> What is expected
Look for the word "производится" in the entries below, then copy every line that has it.
--------------------
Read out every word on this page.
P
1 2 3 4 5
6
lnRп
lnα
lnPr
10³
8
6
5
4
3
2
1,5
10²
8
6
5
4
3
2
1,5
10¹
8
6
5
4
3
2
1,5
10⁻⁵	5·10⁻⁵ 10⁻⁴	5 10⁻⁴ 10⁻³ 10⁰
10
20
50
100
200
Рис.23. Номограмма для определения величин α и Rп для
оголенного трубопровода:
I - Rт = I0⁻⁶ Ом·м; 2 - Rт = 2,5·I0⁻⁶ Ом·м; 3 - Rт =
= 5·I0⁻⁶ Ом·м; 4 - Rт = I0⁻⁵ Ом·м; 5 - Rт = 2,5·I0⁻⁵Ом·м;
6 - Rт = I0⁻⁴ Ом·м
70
--------------------
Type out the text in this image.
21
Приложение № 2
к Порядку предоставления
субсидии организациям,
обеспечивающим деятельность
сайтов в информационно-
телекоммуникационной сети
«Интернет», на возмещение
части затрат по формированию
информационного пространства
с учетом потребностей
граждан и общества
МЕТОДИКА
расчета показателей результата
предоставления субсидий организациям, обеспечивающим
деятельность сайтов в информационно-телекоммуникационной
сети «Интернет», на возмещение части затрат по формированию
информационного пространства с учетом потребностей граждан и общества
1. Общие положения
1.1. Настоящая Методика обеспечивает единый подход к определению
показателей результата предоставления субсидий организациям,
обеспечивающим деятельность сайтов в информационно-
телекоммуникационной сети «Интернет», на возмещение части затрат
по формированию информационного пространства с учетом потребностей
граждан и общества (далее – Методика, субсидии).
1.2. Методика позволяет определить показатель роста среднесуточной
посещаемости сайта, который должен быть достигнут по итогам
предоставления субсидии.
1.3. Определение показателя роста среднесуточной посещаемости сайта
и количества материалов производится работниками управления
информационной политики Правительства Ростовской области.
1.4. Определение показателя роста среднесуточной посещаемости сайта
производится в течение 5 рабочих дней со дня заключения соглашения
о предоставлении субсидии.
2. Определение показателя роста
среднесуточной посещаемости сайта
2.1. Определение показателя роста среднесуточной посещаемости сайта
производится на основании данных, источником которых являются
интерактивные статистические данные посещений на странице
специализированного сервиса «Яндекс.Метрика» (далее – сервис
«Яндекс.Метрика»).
--------------------
> Written solution
и количества материалов производится работниками управления
производится в течение 5 рабочих дней со дня заключения соглашения
производится на основании данных, источником которых являются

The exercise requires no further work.